### Task material:

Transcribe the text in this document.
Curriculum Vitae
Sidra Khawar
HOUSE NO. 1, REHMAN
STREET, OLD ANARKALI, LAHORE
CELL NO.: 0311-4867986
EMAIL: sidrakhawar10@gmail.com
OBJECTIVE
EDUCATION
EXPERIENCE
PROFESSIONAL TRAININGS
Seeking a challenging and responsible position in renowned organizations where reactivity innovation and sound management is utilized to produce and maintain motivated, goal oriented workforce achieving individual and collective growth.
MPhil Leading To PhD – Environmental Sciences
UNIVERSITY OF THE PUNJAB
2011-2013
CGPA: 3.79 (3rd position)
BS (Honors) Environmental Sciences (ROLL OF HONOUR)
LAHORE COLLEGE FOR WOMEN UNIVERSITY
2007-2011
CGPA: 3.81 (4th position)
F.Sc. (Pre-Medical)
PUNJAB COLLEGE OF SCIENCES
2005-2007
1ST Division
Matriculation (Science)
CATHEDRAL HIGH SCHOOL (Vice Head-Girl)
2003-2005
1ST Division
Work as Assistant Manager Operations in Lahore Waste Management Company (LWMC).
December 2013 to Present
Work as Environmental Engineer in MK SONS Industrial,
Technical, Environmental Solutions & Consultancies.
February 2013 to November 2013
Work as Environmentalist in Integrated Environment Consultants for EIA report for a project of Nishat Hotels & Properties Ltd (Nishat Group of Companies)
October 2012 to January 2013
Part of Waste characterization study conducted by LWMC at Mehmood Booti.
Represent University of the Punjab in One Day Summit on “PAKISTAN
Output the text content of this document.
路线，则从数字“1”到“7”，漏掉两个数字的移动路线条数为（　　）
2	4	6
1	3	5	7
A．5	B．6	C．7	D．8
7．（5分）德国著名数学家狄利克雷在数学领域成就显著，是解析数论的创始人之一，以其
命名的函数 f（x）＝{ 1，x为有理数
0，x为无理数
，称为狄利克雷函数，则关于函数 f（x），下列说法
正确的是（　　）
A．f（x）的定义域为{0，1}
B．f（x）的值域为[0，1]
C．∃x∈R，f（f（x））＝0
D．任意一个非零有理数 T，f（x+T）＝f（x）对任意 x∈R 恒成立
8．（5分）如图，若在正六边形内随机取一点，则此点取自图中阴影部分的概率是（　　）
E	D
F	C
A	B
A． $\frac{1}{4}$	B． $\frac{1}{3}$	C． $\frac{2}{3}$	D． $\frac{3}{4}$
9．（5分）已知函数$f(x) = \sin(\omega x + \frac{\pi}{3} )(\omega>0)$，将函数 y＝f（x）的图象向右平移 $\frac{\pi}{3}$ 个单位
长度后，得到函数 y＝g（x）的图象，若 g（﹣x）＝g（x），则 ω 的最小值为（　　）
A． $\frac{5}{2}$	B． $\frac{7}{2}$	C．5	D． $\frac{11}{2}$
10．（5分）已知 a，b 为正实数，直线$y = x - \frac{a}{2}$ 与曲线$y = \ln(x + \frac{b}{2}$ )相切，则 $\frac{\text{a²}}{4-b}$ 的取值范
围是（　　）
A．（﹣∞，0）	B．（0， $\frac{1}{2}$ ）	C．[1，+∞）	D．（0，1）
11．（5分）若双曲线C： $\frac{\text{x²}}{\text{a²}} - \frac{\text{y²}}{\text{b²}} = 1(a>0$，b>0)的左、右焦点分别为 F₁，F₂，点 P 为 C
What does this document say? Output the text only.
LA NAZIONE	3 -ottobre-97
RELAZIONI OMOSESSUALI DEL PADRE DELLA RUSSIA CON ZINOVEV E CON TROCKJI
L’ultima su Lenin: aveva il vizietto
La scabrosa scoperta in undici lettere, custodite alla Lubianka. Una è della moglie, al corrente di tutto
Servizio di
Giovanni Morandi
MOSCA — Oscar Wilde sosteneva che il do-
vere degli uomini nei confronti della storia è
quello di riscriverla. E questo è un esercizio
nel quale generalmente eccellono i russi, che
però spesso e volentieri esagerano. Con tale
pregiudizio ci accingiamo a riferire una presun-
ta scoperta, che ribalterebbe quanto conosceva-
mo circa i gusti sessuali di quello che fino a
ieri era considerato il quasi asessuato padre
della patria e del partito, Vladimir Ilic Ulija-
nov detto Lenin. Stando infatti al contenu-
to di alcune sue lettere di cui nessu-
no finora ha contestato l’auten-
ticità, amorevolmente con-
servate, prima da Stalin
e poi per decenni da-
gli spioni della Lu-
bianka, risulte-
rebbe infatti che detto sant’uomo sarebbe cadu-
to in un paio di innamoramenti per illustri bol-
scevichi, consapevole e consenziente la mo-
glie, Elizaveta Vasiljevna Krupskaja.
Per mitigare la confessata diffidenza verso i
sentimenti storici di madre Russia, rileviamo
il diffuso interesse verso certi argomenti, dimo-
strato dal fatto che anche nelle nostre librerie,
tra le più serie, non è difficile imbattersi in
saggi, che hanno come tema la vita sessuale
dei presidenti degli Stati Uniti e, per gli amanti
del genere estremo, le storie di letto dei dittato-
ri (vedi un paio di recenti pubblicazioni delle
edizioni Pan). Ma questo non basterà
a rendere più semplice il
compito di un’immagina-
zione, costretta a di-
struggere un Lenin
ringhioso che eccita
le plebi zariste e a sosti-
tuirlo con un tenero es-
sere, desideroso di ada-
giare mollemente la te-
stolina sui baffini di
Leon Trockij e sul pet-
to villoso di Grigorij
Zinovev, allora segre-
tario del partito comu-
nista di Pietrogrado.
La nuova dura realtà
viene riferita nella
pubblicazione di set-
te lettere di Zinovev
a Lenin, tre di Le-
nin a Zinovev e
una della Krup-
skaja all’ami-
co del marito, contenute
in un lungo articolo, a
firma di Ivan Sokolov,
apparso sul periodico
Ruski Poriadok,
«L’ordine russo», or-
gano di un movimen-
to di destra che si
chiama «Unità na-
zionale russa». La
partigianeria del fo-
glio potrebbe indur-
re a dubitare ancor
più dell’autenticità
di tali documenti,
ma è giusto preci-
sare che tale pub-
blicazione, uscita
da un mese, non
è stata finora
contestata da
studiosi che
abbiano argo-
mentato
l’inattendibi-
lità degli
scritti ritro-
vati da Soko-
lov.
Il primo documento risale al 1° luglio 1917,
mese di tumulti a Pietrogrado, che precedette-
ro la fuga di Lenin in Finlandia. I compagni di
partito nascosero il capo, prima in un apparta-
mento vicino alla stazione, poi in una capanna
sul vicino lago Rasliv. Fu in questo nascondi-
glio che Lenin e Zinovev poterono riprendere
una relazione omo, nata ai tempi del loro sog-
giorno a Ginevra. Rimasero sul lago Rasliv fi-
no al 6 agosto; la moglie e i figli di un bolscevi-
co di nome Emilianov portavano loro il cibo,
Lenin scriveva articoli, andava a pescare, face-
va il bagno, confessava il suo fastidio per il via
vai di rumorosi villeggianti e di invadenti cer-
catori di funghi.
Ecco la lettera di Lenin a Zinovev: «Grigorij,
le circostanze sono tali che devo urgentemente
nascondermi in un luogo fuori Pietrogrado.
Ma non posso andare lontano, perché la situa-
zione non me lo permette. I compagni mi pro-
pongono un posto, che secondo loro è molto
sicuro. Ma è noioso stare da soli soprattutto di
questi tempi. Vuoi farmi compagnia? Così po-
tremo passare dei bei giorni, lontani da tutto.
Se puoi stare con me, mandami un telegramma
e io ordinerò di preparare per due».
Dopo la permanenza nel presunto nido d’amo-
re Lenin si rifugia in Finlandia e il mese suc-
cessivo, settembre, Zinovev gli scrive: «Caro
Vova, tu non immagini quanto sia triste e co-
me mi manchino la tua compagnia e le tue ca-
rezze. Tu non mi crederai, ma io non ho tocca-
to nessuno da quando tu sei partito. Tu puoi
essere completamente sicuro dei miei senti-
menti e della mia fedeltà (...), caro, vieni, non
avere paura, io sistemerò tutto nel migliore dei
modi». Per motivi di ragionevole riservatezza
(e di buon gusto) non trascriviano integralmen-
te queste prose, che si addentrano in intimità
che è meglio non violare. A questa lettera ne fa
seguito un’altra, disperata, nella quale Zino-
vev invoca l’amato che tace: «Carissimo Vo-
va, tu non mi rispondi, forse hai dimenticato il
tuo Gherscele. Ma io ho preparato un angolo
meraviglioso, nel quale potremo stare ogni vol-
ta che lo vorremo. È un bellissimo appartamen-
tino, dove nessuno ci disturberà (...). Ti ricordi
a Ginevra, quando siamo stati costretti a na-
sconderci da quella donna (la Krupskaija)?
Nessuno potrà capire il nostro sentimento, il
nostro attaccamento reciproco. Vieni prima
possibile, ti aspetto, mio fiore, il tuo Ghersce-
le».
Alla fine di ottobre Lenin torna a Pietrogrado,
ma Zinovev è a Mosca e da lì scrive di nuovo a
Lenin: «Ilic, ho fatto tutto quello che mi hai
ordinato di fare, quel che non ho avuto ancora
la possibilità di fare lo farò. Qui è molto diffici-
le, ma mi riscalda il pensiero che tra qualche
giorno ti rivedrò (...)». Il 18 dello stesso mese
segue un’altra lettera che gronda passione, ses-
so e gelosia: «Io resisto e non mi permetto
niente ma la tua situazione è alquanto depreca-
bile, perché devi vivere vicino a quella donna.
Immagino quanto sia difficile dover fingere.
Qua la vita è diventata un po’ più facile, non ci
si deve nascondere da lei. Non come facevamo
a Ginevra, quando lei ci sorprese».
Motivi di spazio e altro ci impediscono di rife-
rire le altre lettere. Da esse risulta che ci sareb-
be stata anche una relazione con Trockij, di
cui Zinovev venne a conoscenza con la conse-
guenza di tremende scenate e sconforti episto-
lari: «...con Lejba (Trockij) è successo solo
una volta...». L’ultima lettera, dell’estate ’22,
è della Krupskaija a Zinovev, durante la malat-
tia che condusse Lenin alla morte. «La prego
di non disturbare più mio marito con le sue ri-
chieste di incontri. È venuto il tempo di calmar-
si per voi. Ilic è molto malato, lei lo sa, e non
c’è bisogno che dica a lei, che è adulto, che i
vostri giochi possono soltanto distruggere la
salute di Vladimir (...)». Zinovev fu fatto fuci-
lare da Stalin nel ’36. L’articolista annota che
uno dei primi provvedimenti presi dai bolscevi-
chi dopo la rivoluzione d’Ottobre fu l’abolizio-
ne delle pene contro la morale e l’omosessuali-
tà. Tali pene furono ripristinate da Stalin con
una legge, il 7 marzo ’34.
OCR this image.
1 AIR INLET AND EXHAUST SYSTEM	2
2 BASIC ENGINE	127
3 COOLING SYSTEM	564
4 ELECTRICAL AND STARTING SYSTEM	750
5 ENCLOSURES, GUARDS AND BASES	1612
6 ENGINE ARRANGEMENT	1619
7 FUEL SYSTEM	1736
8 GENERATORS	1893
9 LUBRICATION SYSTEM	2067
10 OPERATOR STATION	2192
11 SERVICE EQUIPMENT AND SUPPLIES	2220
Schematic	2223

### Brief:
From the listing above, collect every line that mentions the word "puoi".

### Result:
Se puoi stare con me, mandami un telegramma
to nessuno da quando tu sei partito. Tu puoi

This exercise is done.